- _Text excerpt_:
—————

Delta Air Lines Inc.’s shares went up by 3.5 per cent in premarket trading after the company announced that it would score even better performance in the present quarter driven by strong demand for seats compared to the better-than-expected profit for the fourth quarter which was announced on Thursday. The present quarter rise in performance was driven by rising demand in the holiday season and higher business fares.
The first quarter for the airline – which is the number 2 airline in the U.S., was positive and like most other airlines, it also managed to increase fares to counter the increase in the costs of operations. Delta is also the first major airline to report earnings.
Higher unit revenue has been forecast by United Airlines and American Airlines earlier this week. JetBlue Airways Corp announced its forecast on Thursday. There has been increase in shares of all of the carriers following the forecasts.
Atlanta-based Delta expects a rise of between 2.5 percent to 4.5 percent in the total unit revenue for the first quarter of 2018. Unit revenue is a performance measure that is intently eyed by investors.

—————

- _Study material_:
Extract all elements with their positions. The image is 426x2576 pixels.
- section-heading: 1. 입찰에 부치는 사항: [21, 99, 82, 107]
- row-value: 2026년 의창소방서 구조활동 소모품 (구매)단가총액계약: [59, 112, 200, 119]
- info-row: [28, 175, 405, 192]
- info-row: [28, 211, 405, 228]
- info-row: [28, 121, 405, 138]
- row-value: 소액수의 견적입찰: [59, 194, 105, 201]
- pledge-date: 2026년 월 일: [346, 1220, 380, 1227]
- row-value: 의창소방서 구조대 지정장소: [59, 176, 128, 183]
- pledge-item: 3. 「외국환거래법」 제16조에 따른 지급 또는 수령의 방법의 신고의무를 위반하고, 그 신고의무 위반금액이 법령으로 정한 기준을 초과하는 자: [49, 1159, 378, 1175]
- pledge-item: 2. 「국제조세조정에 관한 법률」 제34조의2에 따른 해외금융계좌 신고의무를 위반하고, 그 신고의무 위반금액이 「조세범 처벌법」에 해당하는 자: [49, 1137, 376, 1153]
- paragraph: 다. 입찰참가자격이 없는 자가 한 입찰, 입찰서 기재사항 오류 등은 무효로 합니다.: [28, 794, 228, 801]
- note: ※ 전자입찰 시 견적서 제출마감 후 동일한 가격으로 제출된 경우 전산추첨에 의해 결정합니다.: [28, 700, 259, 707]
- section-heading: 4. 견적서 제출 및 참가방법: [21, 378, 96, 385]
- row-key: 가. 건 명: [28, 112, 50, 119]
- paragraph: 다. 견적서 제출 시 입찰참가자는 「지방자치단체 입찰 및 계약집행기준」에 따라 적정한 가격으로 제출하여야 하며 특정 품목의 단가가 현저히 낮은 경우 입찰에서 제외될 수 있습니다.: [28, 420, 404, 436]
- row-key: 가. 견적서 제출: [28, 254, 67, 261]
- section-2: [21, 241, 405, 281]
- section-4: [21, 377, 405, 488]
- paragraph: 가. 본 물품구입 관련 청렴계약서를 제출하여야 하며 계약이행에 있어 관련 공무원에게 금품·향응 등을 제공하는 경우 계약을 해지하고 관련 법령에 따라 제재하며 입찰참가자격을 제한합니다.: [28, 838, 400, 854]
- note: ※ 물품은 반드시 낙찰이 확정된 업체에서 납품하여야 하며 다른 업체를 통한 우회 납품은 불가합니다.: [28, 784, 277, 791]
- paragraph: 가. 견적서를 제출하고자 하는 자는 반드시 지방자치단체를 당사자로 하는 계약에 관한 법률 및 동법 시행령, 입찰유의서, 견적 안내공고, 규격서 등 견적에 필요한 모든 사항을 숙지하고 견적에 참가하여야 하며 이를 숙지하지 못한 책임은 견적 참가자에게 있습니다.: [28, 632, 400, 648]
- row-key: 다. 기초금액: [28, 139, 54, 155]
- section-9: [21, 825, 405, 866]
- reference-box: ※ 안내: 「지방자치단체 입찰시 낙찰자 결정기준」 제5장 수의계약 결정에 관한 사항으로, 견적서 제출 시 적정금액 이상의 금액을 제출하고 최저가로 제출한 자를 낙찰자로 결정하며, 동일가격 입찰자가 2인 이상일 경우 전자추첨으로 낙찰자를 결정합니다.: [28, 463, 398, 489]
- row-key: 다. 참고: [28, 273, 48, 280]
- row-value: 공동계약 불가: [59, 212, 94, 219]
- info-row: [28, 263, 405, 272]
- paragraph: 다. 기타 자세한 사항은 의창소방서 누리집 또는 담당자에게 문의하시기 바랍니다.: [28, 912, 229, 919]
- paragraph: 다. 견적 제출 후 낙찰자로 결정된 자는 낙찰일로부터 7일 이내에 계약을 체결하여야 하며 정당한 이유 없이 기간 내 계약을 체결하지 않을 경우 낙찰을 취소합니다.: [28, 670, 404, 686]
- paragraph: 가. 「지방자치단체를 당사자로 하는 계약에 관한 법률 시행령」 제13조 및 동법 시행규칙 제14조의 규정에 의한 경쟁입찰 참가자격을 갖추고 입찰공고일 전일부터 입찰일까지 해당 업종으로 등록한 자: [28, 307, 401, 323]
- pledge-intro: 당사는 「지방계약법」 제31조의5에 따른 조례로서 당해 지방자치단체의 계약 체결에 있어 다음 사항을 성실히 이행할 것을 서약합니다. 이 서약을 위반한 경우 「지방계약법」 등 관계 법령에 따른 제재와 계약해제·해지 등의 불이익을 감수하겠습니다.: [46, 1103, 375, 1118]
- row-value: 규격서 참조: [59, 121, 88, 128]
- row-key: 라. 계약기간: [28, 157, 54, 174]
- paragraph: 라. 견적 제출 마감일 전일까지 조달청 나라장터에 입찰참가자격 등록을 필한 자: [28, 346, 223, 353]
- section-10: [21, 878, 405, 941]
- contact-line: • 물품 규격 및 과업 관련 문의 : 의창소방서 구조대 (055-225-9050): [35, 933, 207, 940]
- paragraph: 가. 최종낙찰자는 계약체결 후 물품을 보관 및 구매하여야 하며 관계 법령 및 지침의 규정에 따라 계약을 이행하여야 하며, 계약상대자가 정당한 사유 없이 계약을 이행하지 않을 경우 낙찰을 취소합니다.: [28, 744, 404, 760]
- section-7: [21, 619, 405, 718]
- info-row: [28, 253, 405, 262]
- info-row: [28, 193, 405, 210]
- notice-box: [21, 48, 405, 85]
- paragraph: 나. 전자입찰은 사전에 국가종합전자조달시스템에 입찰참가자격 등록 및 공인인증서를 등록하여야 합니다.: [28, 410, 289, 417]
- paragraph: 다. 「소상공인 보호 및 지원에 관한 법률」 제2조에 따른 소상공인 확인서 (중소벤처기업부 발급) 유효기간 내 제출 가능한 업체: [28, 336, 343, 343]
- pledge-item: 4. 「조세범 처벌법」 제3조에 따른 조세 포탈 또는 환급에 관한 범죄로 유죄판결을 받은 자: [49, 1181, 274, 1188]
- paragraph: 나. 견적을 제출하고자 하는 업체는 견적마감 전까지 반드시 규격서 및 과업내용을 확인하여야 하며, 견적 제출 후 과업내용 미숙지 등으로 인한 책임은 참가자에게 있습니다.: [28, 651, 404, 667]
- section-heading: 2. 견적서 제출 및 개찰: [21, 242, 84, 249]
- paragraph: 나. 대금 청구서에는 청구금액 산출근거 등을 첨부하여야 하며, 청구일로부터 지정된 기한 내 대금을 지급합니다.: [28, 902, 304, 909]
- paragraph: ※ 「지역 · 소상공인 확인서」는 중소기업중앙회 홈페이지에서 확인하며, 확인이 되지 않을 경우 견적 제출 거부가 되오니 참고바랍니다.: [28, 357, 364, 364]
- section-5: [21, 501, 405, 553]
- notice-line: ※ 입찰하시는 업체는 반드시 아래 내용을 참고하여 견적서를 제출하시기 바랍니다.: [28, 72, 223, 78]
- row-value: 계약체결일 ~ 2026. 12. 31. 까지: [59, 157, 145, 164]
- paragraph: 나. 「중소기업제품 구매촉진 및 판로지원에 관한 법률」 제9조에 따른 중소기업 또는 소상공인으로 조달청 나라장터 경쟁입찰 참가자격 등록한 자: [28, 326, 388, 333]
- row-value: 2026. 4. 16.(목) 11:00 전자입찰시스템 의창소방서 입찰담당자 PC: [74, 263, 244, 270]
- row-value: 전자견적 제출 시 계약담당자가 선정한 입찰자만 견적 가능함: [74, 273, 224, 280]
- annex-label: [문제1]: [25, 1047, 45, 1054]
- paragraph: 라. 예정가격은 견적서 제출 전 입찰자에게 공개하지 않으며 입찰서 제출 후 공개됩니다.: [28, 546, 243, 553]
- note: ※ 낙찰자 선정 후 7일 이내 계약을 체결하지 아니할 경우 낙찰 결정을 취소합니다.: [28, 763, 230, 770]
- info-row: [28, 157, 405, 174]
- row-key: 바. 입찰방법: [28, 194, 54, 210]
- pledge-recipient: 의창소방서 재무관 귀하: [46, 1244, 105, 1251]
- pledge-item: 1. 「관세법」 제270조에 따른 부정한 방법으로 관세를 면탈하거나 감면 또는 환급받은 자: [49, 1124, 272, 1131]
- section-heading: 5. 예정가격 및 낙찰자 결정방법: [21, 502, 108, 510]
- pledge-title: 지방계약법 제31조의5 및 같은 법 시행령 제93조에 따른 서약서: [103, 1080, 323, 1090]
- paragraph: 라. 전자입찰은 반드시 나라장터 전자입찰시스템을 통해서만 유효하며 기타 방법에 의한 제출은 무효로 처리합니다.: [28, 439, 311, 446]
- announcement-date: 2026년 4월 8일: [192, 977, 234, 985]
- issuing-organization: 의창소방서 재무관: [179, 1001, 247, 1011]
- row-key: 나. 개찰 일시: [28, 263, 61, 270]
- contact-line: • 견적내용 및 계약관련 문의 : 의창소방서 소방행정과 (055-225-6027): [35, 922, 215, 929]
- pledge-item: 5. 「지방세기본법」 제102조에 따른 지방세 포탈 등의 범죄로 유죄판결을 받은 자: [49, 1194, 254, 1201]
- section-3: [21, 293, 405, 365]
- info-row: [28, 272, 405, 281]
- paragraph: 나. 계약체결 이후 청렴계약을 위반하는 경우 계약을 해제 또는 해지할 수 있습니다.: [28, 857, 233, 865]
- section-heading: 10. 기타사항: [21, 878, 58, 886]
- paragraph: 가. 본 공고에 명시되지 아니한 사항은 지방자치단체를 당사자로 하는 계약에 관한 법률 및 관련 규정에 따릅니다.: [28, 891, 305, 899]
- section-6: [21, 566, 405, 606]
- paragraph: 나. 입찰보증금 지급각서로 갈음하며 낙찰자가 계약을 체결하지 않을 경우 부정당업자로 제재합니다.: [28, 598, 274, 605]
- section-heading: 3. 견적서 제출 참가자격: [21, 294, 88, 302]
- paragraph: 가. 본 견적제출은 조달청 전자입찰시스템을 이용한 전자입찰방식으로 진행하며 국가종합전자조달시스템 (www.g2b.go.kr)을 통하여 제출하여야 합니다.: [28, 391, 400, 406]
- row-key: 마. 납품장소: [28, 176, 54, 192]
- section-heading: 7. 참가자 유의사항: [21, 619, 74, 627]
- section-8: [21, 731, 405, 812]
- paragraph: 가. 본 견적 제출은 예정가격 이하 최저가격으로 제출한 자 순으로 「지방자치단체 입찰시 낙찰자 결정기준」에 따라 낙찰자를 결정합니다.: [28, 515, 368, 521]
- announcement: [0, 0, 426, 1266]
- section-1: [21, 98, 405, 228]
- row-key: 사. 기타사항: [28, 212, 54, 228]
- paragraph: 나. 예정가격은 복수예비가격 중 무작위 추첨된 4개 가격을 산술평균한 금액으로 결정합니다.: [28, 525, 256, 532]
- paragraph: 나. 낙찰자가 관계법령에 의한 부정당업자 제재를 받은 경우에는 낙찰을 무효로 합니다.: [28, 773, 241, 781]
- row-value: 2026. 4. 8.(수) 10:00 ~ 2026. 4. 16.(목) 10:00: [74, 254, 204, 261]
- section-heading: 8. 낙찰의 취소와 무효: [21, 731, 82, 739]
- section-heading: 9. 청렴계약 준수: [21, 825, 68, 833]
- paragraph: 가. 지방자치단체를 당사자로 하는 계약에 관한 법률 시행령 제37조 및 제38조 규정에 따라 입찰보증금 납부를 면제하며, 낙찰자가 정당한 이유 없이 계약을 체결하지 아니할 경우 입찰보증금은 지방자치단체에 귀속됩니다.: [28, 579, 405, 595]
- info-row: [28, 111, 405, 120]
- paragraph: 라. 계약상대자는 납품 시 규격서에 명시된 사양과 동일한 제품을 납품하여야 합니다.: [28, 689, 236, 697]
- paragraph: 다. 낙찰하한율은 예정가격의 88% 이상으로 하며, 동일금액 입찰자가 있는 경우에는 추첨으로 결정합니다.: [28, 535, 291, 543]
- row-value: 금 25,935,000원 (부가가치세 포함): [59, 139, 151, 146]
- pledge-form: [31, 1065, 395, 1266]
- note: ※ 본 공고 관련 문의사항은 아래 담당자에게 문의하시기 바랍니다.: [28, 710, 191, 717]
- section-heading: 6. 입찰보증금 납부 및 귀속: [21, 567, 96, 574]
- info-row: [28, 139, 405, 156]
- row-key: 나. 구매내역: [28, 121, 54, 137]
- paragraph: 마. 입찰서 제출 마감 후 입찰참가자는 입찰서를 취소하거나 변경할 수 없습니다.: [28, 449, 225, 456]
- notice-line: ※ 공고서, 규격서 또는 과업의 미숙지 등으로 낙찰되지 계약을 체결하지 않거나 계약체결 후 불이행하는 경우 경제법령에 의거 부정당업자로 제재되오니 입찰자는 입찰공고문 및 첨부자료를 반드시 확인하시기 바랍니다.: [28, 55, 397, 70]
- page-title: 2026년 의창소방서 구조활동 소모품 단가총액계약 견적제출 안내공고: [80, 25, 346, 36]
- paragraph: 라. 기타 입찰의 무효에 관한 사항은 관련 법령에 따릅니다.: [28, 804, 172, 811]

—————

- _What to do_:
1. Rewrite the Delta Air Lines article starting with "Atlanta-based Delta expects" and going on through "eyed by investors.", substituting "analysts" for "investors".
2. Write the next part of the Delta Air Lines article, picking up after its final sentence.

- _Written responses_:
1.
Atlanta-based Delta expects a rise of between 2.5 percent to 4.5 percent in the total unit revenue for the first quarter of 2018. Unit revenue is a performance measure that is intently eyed by analysts.

2.
“We enter 2018 with significant momentum and every entity delivering positive passenger unit revenue for the first time in five years, driven by a robust demand environment and improving business fares,” said Delta’s President Glen Hauenstein.
$6.35 and $6.70 per share was the forecast of the carrier for its full-year profit outlook on the basis of the total unit revenues. This forecast was much more than had been predicted by Wall Street for the same period.
The forth quarter of last year saw a drop in net income of Delta to touch $572 million, or 80 cents per share, compared to $622 million, or 84 cents per share in the quarter ended December 31 a year ago.
This reduction in profits was primarily due to a one-time expense of $150 million arising because of changes in the U.S. tax code which was enacted in December of 2017. In 2018, the tax rate of Delta would be between 22 percent and 24 percent because of the new tax law, the company said.
According to Thomson Reuters I/B/E/S, the Wall Street analysts had estimated earning of 88 cents per share where as the company clocked 96 cents per share in earnings after excluding the tax hit and other one-time items.
While analysts had expected a total operating revenue to be $10.13 billion, Delta reported a rise of 8.3 percent in the figure to reach $10.25 billion from $9.46 billion.
“Stronger than expected revenues, good unit revenue momentum and raised 2018 guidance aided by benefits of tax reform would be the major takeaways,” said CFRA Research analyst Jim Corridore on the increase in Delta shares.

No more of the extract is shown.